Start of Block

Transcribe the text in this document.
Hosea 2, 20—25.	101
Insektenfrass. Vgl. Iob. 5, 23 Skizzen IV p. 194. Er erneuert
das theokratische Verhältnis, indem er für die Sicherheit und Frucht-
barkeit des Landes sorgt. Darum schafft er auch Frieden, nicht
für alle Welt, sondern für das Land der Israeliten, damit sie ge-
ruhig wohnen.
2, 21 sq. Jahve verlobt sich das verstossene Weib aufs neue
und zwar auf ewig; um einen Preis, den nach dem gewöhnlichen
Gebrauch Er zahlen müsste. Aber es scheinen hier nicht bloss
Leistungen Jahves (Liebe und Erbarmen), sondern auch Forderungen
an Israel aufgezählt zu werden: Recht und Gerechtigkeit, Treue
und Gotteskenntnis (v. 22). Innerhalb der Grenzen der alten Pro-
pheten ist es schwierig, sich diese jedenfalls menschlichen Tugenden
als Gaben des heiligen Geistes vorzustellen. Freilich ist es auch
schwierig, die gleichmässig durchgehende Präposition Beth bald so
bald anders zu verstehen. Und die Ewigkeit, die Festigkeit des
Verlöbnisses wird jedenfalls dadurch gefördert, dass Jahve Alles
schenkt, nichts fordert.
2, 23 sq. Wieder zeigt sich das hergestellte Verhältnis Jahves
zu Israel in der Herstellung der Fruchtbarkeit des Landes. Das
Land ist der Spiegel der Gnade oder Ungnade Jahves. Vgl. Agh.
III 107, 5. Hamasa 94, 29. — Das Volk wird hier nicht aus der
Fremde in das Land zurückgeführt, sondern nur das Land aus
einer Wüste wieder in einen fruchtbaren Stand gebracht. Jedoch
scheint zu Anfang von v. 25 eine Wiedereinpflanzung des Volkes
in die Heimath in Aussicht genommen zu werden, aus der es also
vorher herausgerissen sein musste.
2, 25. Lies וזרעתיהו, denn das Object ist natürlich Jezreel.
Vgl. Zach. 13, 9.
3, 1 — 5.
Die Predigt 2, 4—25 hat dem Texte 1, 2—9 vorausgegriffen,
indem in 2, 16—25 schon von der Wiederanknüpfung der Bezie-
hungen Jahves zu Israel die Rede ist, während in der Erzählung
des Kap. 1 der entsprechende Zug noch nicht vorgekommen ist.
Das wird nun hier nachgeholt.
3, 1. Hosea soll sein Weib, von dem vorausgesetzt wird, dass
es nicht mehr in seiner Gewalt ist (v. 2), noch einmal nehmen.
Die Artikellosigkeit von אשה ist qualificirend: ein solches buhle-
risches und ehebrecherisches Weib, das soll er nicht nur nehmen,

End of Block

Work order => If a line in the records above has the word "bald", copy it out.

Result of this task =>
schwierig, die gleichmässig durchgehende Präposition Beth bald so
bald anders zu verstehen. Und die Ewigkeit, die Festigkeit des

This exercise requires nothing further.